■ Task description ■
Scan the data below and pick out the lines containing the word "toplamının".

(Extracted data entries)

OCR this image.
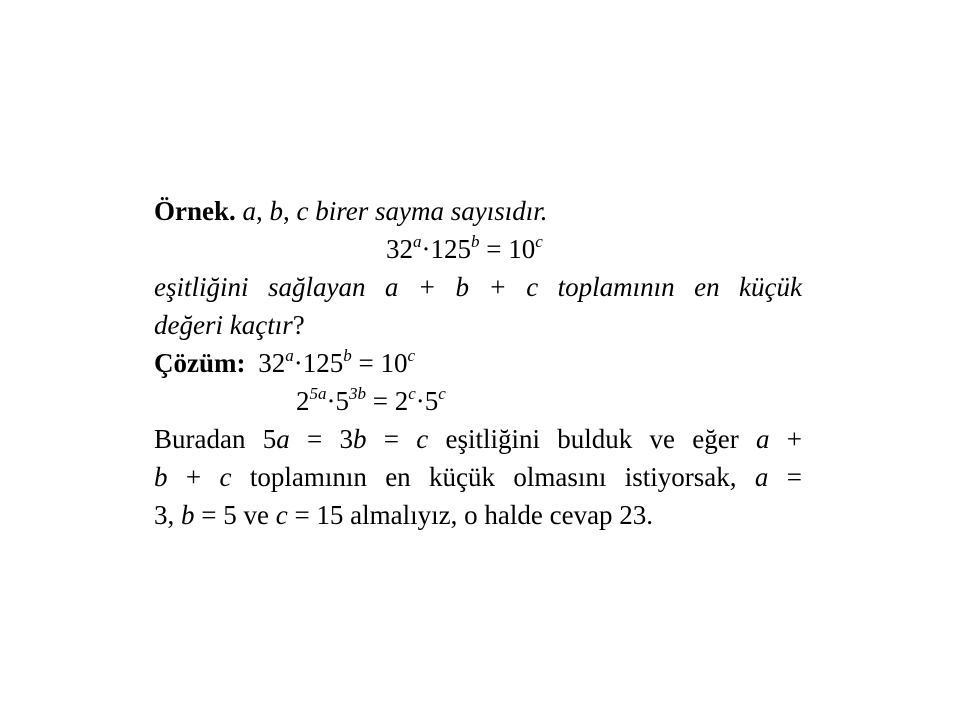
Örnek. a, b, c birer sayma sayısıdır.
$32^a\cdot 125^b = 10^c$
eşitliğini sağlayan a + b + c toplamının en küçük
değeri kaçtır?
Çözüm: $32^a\cdot 125^b = 10^c$
$2^{5a}\cdot 5^{3b} = 2^c\cdot 5^c$
Buradan 5a = 3b = c eşitliğini bulduk ve eğer a +
b + c toplamının en küçük olmasını istiyorsak, a =
3, b = 5 ve c = 15 almalıyız, o halde cevap 23.
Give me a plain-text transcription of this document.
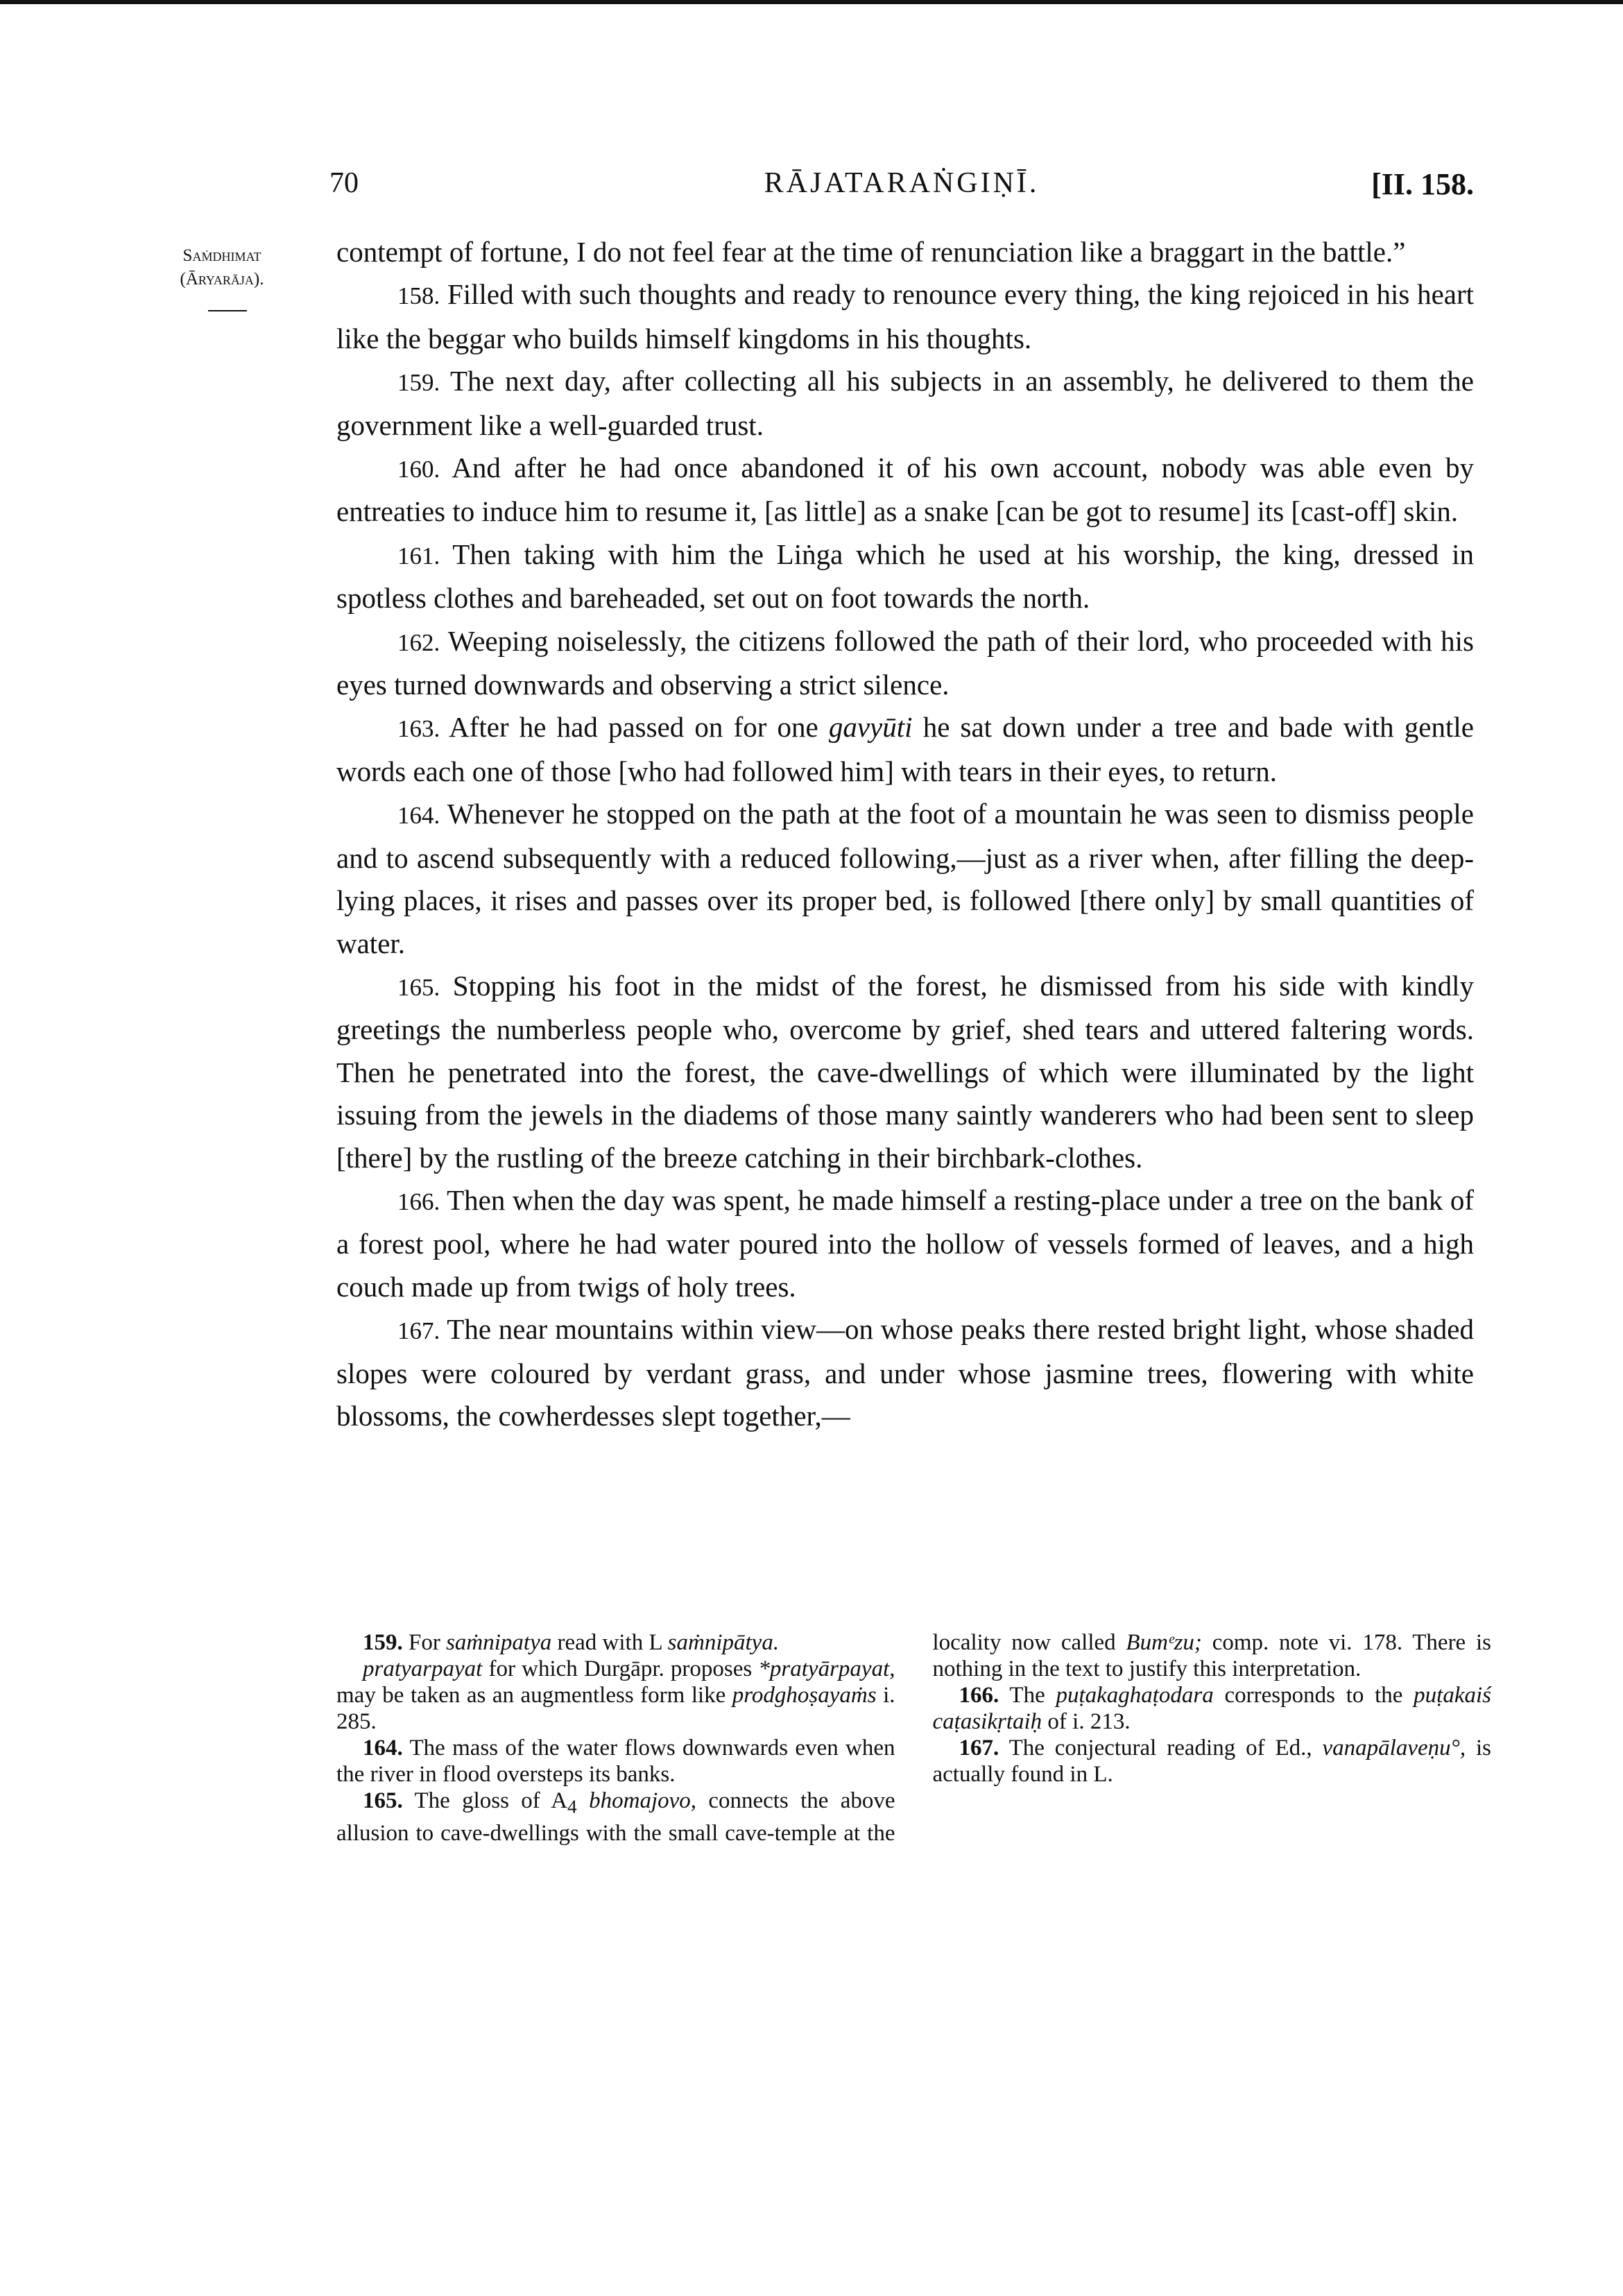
70	RĀJATARAṄGIṆĪ.	[II. 158.
Saṁdhimat
(Āryarāja).

contempt of fortune, I do not feel fear at the time of renunciation like a braggart in the battle.”

158. Filled with such thoughts and ready to renounce every thing, the king rejoiced in his heart like the beggar who builds himself kingdoms in his thoughts.

159. The next day, after collecting all his subjects in an assembly, he delivered to them the government like a well-guarded trust.

160. And after he had once abandoned it of his own account, nobody was able even by entreaties to induce him to resume it, [as little] as a snake [can be got to resume] its [cast-off] skin.

161. Then taking with him the Liṅga which he used at his worship, the king, dressed in spotless clothes and bareheaded, set out on foot towards the north.

162. Weeping noiselessly, the citizens followed the path of their lord, who proceeded with his eyes turned downwards and observing a strict silence.

163. After he had passed on for one gavyūti he sat down under a tree and bade with gentle words each one of those [who had followed him] with tears in their eyes, to return.

164. Whenever he stopped on the path at the foot of a mountain he was seen to dismiss people and to ascend subsequently with a reduced following,—just as a river when, after filling the deep-lying places, it rises and passes over its proper bed, is followed [there only] by small quantities of water.

165. Stopping his foot in the midst of the forest, he dismissed from his side with kindly greetings the numberless people who, overcome by grief, shed tears and uttered faltering words. Then he penetrated into the forest, the cave-dwellings of which were illuminated by the light issuing from the jewels in the diadems of those many saintly wanderers who had been sent to sleep [there] by the rustling of the breeze catching in their birchbark-clothes.

166. Then when the day was spent, he made himself a resting-place under a tree on the bank of a forest pool, where he had water poured into the hollow of vessels formed of leaves, and a high couch made up from twigs of holy trees.

167. The near mountains within view—on whose peaks there rested bright light, whose shaded slopes were coloured by verdant grass, and under whose jasmine trees, flowering with white blossoms, the cowherdesses slept together,—

159. For saṁnipatya read with L saṁnipātya.

pratyarpayat for which Durgāpr. proposes *pratyārpayat, may be taken as an augmentless form like prodghoṣayaṁs i. 285.

164. The mass of the water flows downwards even when the river in flood oversteps its banks.

165. The gloss of $A_4$ bhomajovo, connects the above allusion to cave-dwellings with the small cave-temple at the locality now called Bumᵉzu; comp. note vi. 178. There is nothing in the text to justify this interpretation.

166. The puṭakaghaṭodara corresponds to the puṭakaiś caṭasikṛtaiḥ of i. 213.

167. The conjectural reading of Ed., vanapālaveṇu°, is actually found in L.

■ Solved exercise ■
eşitliğini sağlayan a + b + c toplamının en küçük
b + c toplamının en küçük olmasını istiyorsak, a =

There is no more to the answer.